— Start —
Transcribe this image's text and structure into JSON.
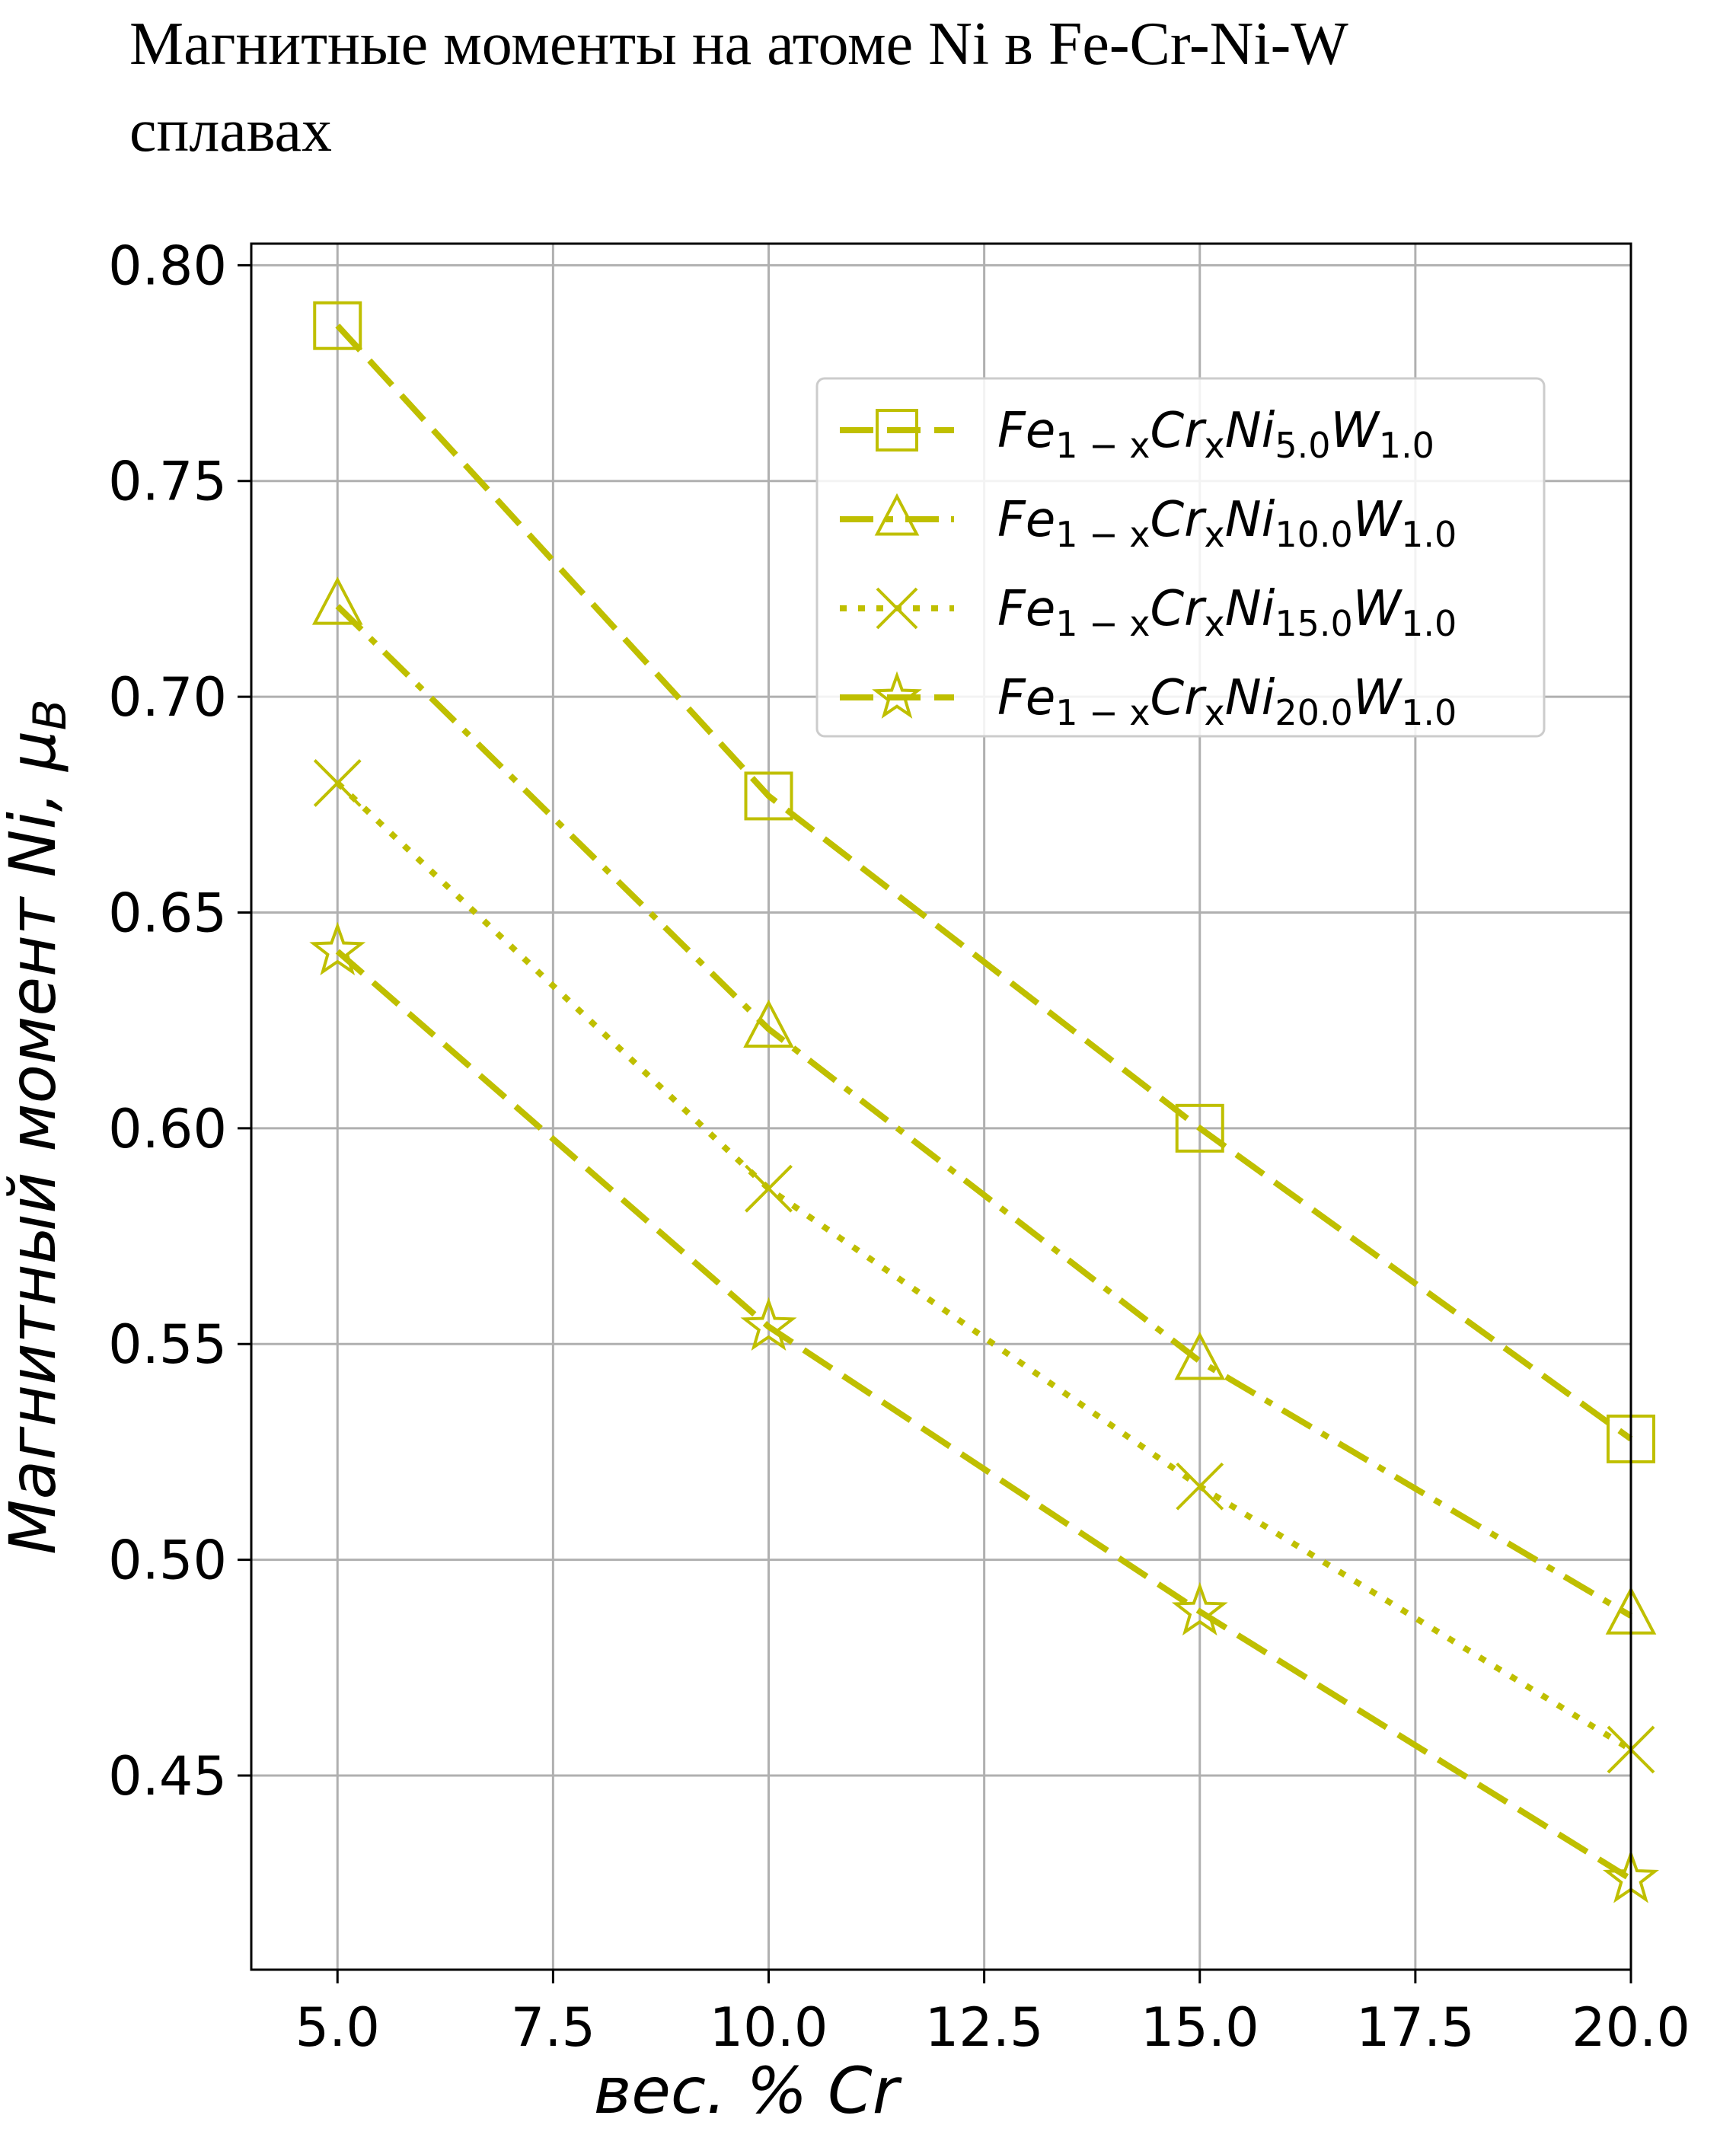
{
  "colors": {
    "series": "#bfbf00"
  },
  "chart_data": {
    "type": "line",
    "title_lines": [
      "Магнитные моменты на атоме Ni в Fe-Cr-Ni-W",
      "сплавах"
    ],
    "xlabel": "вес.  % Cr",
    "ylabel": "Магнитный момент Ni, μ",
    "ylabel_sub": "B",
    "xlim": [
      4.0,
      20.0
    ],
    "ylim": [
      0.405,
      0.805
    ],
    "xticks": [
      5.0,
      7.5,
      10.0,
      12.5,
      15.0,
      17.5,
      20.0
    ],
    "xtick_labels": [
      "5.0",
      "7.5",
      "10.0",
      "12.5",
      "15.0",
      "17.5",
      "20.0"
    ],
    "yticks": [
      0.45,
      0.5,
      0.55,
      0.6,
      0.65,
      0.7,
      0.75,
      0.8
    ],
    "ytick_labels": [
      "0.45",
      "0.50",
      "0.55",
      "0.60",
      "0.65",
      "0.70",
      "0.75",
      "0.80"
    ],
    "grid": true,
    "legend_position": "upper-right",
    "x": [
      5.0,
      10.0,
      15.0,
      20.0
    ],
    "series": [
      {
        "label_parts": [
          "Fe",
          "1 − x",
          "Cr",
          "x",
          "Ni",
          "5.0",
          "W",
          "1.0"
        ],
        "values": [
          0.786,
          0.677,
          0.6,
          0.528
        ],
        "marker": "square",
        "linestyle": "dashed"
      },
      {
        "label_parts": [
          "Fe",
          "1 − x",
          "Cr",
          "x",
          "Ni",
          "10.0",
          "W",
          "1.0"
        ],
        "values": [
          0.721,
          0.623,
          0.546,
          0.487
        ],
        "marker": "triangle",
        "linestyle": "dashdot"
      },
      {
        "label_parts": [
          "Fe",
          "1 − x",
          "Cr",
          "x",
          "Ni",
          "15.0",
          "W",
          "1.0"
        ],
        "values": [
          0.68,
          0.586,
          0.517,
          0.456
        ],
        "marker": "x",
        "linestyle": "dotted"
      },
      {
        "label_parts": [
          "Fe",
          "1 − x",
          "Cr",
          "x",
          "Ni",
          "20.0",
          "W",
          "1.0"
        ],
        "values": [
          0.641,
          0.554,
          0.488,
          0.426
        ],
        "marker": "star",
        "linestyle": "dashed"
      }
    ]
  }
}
— End —
— Start —
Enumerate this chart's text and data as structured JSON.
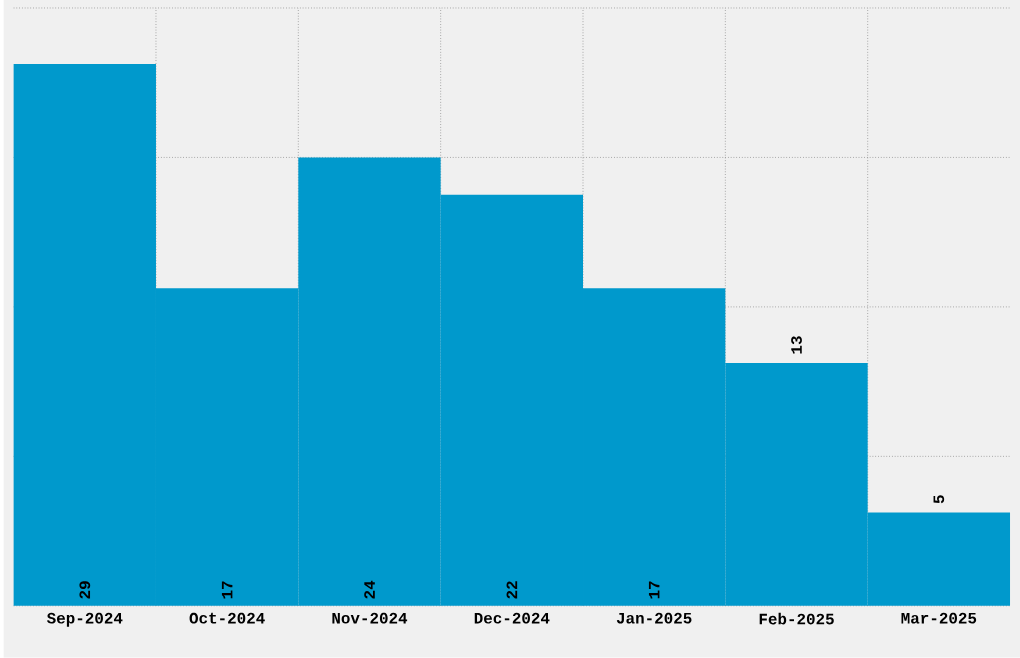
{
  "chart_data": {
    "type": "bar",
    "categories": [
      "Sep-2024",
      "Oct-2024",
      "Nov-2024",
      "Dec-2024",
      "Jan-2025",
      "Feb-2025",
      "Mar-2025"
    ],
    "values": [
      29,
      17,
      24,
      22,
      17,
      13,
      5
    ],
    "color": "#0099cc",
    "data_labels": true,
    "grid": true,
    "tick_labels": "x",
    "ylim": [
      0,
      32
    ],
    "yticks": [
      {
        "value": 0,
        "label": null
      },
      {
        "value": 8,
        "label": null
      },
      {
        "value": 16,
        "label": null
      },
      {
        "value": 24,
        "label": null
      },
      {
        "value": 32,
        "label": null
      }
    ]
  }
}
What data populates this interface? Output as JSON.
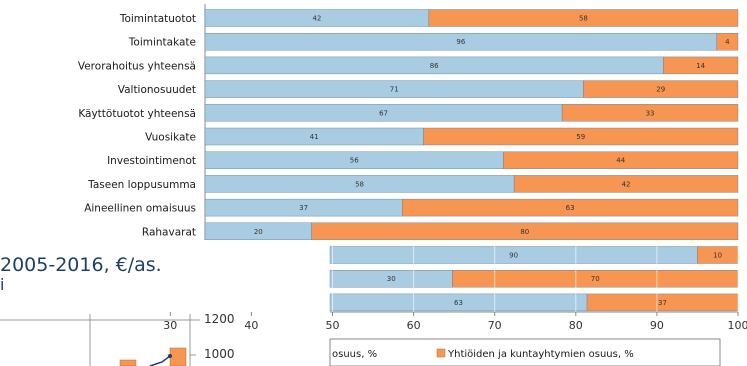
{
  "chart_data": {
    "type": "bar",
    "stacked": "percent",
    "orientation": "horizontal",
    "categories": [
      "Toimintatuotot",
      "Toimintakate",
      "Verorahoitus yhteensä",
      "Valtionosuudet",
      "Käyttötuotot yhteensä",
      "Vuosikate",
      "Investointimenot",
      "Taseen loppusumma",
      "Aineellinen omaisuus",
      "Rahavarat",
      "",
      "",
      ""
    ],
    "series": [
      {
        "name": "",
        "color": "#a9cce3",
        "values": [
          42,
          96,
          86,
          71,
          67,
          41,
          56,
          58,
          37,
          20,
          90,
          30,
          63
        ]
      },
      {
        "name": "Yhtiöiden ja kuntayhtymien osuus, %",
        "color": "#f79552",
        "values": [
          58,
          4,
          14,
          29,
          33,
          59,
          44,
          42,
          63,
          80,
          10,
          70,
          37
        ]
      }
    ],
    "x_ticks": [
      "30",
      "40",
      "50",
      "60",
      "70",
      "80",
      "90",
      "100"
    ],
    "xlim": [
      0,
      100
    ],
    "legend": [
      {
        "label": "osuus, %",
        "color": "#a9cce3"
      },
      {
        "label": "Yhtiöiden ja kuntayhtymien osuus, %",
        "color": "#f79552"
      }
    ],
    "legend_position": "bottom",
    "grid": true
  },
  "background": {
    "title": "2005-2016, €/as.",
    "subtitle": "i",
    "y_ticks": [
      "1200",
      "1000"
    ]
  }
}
— End —
— Start —
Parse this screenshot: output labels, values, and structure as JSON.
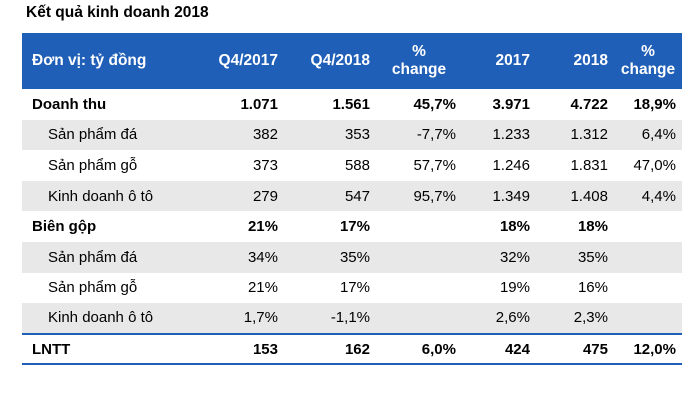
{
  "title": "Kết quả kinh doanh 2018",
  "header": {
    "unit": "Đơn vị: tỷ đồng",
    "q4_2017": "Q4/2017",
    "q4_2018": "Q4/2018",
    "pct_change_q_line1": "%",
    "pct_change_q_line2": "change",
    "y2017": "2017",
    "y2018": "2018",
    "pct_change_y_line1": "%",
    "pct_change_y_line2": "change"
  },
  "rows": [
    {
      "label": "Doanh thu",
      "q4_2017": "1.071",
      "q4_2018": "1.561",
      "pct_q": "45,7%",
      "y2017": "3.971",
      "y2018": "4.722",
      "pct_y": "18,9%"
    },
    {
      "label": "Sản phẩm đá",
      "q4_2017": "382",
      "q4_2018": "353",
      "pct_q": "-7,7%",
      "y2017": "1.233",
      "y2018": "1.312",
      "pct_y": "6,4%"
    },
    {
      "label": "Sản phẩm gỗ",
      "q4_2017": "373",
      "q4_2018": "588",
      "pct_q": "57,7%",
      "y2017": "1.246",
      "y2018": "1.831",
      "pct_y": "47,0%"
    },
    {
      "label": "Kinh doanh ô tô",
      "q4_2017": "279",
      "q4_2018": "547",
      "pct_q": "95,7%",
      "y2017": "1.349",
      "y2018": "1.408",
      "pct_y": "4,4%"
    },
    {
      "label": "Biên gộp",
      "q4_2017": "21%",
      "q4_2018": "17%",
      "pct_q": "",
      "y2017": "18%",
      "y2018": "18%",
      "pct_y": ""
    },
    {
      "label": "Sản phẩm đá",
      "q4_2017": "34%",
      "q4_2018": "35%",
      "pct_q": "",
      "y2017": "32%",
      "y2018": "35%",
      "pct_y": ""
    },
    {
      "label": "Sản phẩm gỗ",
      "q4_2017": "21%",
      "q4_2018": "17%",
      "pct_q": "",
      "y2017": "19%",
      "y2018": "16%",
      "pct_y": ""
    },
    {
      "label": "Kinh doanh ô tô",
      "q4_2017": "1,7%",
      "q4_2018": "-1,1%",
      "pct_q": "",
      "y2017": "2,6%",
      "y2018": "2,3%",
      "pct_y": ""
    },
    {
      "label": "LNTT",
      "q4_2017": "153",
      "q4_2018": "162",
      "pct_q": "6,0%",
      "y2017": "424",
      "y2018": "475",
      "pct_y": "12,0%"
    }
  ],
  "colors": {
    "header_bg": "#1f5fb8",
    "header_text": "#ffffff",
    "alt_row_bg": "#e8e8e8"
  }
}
— End —
• _GIVEN TASK_: Using the material above, work out how many lines contain the string "linestyle". Give that number alone.

• _EXERCISE SOLUTION_: 4